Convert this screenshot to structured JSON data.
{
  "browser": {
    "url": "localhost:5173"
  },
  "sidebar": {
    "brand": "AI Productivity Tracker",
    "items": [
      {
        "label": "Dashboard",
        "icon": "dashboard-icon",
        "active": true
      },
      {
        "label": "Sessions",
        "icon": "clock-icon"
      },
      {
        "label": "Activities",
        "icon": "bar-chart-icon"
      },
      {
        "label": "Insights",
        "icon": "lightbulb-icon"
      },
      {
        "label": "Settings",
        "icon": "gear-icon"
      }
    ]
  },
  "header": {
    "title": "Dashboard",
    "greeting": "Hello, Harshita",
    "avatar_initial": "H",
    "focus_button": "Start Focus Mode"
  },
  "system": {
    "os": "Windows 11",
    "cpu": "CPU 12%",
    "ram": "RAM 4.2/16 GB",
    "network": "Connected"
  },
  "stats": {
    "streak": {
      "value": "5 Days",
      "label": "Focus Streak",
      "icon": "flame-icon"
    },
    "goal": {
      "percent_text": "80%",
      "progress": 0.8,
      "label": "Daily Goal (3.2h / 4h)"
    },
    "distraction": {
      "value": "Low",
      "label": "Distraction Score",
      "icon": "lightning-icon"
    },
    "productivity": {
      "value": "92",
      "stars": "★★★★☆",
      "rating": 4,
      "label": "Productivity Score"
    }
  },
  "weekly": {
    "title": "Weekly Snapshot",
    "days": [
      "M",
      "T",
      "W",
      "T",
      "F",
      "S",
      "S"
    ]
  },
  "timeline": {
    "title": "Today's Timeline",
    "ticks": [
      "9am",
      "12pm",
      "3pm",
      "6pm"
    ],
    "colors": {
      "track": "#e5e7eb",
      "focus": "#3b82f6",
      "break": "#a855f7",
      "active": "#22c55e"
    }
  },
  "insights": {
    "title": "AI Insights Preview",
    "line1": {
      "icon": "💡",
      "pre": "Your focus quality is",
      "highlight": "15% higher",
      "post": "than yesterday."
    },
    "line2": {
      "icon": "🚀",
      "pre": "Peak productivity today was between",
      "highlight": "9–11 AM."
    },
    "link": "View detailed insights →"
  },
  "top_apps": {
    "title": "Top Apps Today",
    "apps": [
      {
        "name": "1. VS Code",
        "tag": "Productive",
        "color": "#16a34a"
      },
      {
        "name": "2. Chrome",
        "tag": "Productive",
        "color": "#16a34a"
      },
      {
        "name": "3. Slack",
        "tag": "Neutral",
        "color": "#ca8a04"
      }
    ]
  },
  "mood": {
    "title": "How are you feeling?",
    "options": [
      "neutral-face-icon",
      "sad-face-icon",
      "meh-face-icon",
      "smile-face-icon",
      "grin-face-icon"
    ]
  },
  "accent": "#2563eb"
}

Aim. Only lines with the word "name" are wanted, so copy each one from the records.

Output of the task.
        "name": "1. VS Code",
        "name": "2. Chrome",
        "name": "3. Slack",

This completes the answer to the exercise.